[What is being asked]: Transcribe the lines below verbatim, skipping the images.

BEGIN

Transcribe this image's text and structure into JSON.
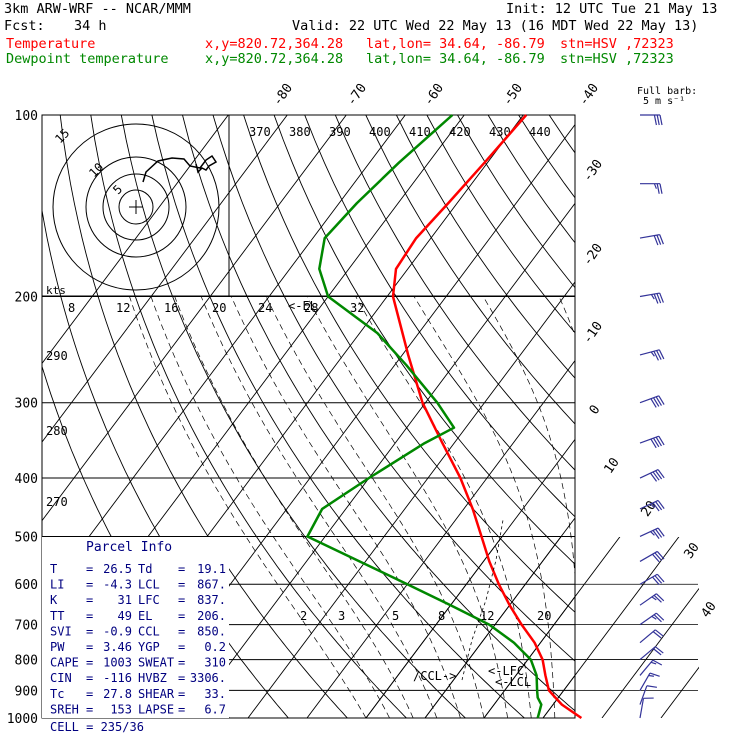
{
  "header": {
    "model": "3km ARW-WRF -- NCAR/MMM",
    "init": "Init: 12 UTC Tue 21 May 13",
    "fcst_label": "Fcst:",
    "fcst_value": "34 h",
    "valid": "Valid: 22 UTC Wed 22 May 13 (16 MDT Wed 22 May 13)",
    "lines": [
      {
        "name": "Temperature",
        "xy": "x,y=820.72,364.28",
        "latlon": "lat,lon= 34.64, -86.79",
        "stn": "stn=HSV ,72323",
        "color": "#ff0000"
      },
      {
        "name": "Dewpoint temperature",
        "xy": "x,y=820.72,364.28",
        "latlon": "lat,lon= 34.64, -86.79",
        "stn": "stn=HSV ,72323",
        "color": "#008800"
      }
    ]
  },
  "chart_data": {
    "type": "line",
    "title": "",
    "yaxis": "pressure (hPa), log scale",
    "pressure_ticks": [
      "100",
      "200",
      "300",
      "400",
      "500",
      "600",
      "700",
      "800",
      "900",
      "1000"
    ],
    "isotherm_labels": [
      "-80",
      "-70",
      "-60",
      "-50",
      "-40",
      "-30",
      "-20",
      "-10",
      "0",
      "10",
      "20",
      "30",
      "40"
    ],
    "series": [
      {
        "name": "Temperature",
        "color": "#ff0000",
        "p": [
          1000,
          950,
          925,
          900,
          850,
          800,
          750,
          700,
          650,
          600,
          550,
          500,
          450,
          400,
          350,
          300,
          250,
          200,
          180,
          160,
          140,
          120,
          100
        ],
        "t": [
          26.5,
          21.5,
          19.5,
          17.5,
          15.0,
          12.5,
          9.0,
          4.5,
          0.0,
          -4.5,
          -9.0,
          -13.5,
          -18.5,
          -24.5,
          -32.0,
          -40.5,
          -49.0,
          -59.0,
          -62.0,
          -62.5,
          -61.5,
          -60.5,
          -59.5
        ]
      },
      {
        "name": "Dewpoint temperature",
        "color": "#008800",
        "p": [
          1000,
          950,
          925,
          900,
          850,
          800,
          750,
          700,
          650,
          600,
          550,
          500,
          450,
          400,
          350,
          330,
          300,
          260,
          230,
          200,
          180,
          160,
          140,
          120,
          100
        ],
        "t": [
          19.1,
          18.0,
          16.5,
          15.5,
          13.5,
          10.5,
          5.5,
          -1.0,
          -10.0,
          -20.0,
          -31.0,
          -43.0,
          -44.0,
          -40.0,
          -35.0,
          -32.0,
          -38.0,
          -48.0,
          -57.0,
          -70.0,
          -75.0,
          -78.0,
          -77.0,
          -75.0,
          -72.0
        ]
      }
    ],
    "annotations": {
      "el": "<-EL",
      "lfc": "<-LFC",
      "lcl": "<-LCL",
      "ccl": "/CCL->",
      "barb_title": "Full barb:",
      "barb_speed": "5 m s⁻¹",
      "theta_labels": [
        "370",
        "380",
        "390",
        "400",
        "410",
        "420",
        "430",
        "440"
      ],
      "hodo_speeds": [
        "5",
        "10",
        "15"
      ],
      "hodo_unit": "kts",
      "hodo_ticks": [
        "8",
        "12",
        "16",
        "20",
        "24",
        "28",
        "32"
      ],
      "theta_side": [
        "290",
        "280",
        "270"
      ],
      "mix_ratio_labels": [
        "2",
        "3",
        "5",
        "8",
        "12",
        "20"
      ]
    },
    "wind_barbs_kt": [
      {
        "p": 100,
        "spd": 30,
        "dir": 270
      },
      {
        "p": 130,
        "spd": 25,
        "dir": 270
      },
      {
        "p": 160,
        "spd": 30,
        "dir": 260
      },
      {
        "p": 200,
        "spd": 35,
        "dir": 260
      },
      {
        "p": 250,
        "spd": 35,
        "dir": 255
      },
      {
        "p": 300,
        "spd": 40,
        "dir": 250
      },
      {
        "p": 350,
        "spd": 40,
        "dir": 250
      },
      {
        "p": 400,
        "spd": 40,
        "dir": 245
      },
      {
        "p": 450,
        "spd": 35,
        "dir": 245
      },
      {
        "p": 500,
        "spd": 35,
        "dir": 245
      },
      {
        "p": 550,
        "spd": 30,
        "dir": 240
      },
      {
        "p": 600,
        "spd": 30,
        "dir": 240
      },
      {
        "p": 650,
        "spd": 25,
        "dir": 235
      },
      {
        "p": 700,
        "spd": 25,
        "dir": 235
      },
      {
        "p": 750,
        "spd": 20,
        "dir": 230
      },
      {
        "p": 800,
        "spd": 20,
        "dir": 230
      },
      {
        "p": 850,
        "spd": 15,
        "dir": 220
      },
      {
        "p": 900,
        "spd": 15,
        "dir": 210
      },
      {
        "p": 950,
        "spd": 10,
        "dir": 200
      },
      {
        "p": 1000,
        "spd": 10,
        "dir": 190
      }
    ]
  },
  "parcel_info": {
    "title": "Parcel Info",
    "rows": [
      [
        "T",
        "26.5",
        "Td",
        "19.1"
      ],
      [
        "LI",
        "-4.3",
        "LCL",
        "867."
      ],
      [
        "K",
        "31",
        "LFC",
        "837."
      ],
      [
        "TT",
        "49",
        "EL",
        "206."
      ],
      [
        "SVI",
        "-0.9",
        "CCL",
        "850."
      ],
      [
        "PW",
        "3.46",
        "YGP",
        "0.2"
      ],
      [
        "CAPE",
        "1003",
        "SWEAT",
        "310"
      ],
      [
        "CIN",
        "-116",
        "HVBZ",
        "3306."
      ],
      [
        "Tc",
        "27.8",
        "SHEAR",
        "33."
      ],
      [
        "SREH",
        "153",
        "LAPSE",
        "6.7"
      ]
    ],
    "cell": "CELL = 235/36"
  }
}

END

[Output for this exercise]:
Transcribe this image's text and structure into JSON.
{
  "header": {
    "model": "3km ARW-WRF -- NCAR/MMM",
    "init": "Init: 12 UTC Tue 21 May 13",
    "fcst_label": "Fcst:",
    "fcst_value": "34 h",
    "valid": "Valid: 22 UTC Wed 22 May 13 (16 MDT Wed 22 May 13)",
    "lines": [
      {
        "name": "Temperature",
        "xy": "x,y=820.72,364.28",
        "latlon": "lat,lon= 34.64, -86.79",
        "stn": "stn=HSV ,72323",
        "color": "#ff0000"
      },
      {
        "name": "Dewpoint temperature",
        "xy": "x,y=820.72,364.28",
        "latlon": "lat,lon= 34.64, -86.79",
        "stn": "stn=HSV ,72323",
        "color": "#008800"
      }
    ]
  },
  "chart_data": {
    "type": "line",
    "title": "",
    "yaxis": "pressure (hPa), log scale",
    "pressure_ticks": [
      "100",
      "200",
      "300",
      "400",
      "500",
      "600",
      "700",
      "800",
      "900",
      "1000"
    ],
    "isotherm_labels": [
      "-80",
      "-70",
      "-60",
      "-50",
      "-40",
      "-30",
      "-20",
      "-10",
      "0",
      "10",
      "20",
      "30",
      "40"
    ],
    "series": [
      {
        "name": "Temperature",
        "color": "#ff0000",
        "p": [
          1000,
          950,
          925,
          900,
          850,
          800,
          750,
          700,
          650,
          600,
          550,
          500,
          450,
          400,
          350,
          300,
          250,
          200,
          180,
          160,
          140,
          120,
          100
        ],
        "t": [
          26.5,
          21.5,
          19.5,
          17.5,
          15.0,
          12.5,
          9.0,
          4.5,
          0.0,
          -4.5,
          -9.0,
          -13.5,
          -18.5,
          -24.5,
          -32.0,
          -40.5,
          -49.0,
          -59.0,
          -62.0,
          -62.5,
          -61.5,
          -60.5,
          -59.5
        ]
      },
      {
        "name": "Dewpoint temperature",
        "color": "#008800",
        "p": [
          1000,
          950,
          925,
          900,
          850,
          800,
          750,
          700,
          650,
          600,
          550,
          500,
          450,
          400,
          350,
          330,
          300,
          260,
          230,
          200,
          180,
          160,
          140,
          120,
          100
        ],
        "t": [
          19.1,
          18.0,
          16.5,
          15.5,
          13.5,
          10.5,
          5.5,
          -1.0,
          -10.0,
          -20.0,
          -31.0,
          -43.0,
          -44.0,
          -40.0,
          -35.0,
          -32.0,
          -38.0,
          -48.0,
          -57.0,
          -70.0,
          -75.0,
          -78.0,
          -77.0,
          -75.0,
          -72.0
        ]
      }
    ],
    "annotations": {
      "el": "<-EL",
      "lfc": "<-LFC",
      "lcl": "<-LCL",
      "ccl": "/CCL->",
      "barb_title": "Full barb:",
      "barb_speed": "5 m s⁻¹",
      "theta_labels": [
        "370",
        "380",
        "390",
        "400",
        "410",
        "420",
        "430",
        "440"
      ],
      "hodo_speeds": [
        "5",
        "10",
        "15"
      ],
      "hodo_unit": "kts",
      "hodo_ticks": [
        "8",
        "12",
        "16",
        "20",
        "24",
        "28",
        "32"
      ],
      "theta_side": [
        "290",
        "280",
        "270"
      ],
      "mix_ratio_labels": [
        "2",
        "3",
        "5",
        "8",
        "12",
        "20"
      ]
    },
    "wind_barbs_kt": [
      {
        "p": 100,
        "spd": 30,
        "dir": 270
      },
      {
        "p": 130,
        "spd": 25,
        "dir": 270
      },
      {
        "p": 160,
        "spd": 30,
        "dir": 260
      },
      {
        "p": 200,
        "spd": 35,
        "dir": 260
      },
      {
        "p": 250,
        "spd": 35,
        "dir": 255
      },
      {
        "p": 300,
        "spd": 40,
        "dir": 250
      },
      {
        "p": 350,
        "spd": 40,
        "dir": 250
      },
      {
        "p": 400,
        "spd": 40,
        "dir": 245
      },
      {
        "p": 450,
        "spd": 35,
        "dir": 245
      },
      {
        "p": 500,
        "spd": 35,
        "dir": 245
      },
      {
        "p": 550,
        "spd": 30,
        "dir": 240
      },
      {
        "p": 600,
        "spd": 30,
        "dir": 240
      },
      {
        "p": 650,
        "spd": 25,
        "dir": 235
      },
      {
        "p": 700,
        "spd": 25,
        "dir": 235
      },
      {
        "p": 750,
        "spd": 20,
        "dir": 230
      },
      {
        "p": 800,
        "spd": 20,
        "dir": 230
      },
      {
        "p": 850,
        "spd": 15,
        "dir": 220
      },
      {
        "p": 900,
        "spd": 15,
        "dir": 210
      },
      {
        "p": 950,
        "spd": 10,
        "dir": 200
      },
      {
        "p": 1000,
        "spd": 10,
        "dir": 190
      }
    ]
  },
  "parcel_info": {
    "title": "Parcel Info",
    "rows": [
      [
        "T",
        "26.5",
        "Td",
        "19.1"
      ],
      [
        "LI",
        "-4.3",
        "LCL",
        "867."
      ],
      [
        "K",
        "31",
        "LFC",
        "837."
      ],
      [
        "TT",
        "49",
        "EL",
        "206."
      ],
      [
        "SVI",
        "-0.9",
        "CCL",
        "850."
      ],
      [
        "PW",
        "3.46",
        "YGP",
        "0.2"
      ],
      [
        "CAPE",
        "1003",
        "SWEAT",
        "310"
      ],
      [
        "CIN",
        "-116",
        "HVBZ",
        "3306."
      ],
      [
        "Tc",
        "27.8",
        "SHEAR",
        "33."
      ],
      [
        "SREH",
        "153",
        "LAPSE",
        "6.7"
      ]
    ],
    "cell": "CELL = 235/36"
  }
}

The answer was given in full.